**Aim of the task**: Revise the data starting at the first line and ending at the line containing "gate-icon xyxy=(90,886,180,976)", swapping "flame-icon" for "fire-icon" and leaving everything else untouched.

**Records to use**:
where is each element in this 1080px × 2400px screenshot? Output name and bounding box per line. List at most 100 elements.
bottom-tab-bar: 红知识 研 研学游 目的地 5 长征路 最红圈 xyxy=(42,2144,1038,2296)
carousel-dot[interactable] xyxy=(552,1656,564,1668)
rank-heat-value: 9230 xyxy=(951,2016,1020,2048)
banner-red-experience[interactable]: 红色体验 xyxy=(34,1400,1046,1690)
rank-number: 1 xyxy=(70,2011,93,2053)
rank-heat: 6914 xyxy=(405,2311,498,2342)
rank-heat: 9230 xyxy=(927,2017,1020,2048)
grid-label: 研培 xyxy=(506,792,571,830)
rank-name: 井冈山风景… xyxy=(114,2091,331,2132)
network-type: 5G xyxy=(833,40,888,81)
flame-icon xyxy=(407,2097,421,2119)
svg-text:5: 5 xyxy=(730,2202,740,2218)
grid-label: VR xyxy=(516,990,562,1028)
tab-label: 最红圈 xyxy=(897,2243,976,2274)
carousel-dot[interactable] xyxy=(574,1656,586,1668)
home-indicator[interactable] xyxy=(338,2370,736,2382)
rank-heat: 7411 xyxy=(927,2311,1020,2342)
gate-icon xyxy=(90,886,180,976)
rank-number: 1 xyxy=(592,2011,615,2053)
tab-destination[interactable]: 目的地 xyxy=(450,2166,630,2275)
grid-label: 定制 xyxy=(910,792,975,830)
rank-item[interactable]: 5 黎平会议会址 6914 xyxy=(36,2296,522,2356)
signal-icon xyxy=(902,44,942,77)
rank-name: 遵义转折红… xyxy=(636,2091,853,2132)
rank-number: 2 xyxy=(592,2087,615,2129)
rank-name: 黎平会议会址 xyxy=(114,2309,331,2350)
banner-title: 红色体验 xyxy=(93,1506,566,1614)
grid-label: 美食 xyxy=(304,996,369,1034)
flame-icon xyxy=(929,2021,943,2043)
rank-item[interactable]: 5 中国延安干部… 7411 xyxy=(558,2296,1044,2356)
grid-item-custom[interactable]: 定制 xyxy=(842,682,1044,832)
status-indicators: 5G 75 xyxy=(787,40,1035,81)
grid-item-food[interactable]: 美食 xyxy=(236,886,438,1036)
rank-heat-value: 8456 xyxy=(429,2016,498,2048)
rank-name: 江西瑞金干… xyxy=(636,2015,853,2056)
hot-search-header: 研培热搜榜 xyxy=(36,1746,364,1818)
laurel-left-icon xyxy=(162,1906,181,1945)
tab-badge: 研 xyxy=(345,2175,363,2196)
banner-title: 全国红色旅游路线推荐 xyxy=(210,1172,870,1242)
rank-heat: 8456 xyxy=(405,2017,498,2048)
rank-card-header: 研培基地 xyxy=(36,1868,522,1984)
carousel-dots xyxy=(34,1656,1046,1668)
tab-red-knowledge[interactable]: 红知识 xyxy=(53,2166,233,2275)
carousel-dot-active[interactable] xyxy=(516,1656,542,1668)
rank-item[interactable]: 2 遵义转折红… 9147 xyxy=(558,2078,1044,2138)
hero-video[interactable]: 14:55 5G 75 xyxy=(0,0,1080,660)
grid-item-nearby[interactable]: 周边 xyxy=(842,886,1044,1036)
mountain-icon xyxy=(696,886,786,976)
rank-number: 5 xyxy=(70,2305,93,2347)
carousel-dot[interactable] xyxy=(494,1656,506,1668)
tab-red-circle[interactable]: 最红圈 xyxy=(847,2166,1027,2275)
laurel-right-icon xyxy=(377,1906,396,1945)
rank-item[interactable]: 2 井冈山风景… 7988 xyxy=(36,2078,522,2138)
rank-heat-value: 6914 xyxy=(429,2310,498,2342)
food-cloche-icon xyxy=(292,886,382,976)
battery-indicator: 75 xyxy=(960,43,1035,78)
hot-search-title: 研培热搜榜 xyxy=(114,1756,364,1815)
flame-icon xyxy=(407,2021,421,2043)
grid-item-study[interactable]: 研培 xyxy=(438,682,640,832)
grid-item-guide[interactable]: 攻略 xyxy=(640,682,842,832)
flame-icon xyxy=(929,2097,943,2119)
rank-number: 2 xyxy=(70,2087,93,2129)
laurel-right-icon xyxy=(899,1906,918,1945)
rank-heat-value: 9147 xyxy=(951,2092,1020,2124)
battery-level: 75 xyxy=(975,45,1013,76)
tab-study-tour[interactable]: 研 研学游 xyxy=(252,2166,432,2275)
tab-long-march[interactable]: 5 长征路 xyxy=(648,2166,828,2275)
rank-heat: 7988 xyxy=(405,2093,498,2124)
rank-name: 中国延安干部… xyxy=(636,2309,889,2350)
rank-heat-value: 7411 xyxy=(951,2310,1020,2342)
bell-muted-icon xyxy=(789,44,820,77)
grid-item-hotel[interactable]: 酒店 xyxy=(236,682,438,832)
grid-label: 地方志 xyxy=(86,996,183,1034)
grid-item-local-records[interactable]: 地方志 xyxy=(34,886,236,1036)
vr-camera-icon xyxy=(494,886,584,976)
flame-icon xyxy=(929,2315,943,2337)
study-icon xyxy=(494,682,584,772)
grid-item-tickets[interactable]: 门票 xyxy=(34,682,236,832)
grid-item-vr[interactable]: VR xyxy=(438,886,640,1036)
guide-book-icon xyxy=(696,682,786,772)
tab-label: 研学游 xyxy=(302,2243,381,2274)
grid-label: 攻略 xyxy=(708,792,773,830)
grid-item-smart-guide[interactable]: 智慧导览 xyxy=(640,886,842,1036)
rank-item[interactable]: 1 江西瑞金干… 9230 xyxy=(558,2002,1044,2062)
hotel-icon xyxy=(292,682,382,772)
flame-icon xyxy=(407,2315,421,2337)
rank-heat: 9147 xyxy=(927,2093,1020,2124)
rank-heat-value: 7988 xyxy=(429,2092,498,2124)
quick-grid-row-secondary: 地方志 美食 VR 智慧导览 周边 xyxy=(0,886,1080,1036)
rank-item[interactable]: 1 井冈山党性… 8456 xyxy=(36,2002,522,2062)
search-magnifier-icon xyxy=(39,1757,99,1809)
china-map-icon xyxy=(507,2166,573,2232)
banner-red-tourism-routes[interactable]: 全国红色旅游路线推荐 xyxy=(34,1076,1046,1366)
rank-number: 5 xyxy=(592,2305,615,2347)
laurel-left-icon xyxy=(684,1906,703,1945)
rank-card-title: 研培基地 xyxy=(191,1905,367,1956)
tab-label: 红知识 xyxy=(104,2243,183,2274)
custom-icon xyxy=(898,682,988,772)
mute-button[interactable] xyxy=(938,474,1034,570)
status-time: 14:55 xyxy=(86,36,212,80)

**Result for this exercise**:
where is each element in this 1080px × 2400px screenshot? Output name and bounding box per line. List at most 100 elements.
bottom-tab-bar: 红知识 研 研学游 目的地 5 长征路 最红圈 xyxy=(42,2144,1038,2296)
carousel-dot[interactable] xyxy=(552,1656,564,1668)
rank-heat-value: 9230 xyxy=(951,2016,1020,2048)
banner-red-experience[interactable]: 红色体验 xyxy=(34,1400,1046,1690)
rank-number: 1 xyxy=(70,2011,93,2053)
rank-heat: 6914 xyxy=(405,2311,498,2342)
rank-heat: 9230 xyxy=(927,2017,1020,2048)
grid-label: 研培 xyxy=(506,792,571,830)
rank-name: 井冈山风景… xyxy=(114,2091,331,2132)
network-type: 5G xyxy=(833,40,888,81)
fire-icon xyxy=(407,2097,421,2119)
svg-text:5: 5 xyxy=(730,2202,740,2218)
grid-label: VR xyxy=(516,990,562,1028)
tab-label: 最红圈 xyxy=(897,2243,976,2274)
carousel-dot[interactable] xyxy=(574,1656,586,1668)
home-indicator[interactable] xyxy=(338,2370,736,2382)
rank-heat: 7411 xyxy=(927,2311,1020,2342)
gate-icon xyxy=(90,886,180,976)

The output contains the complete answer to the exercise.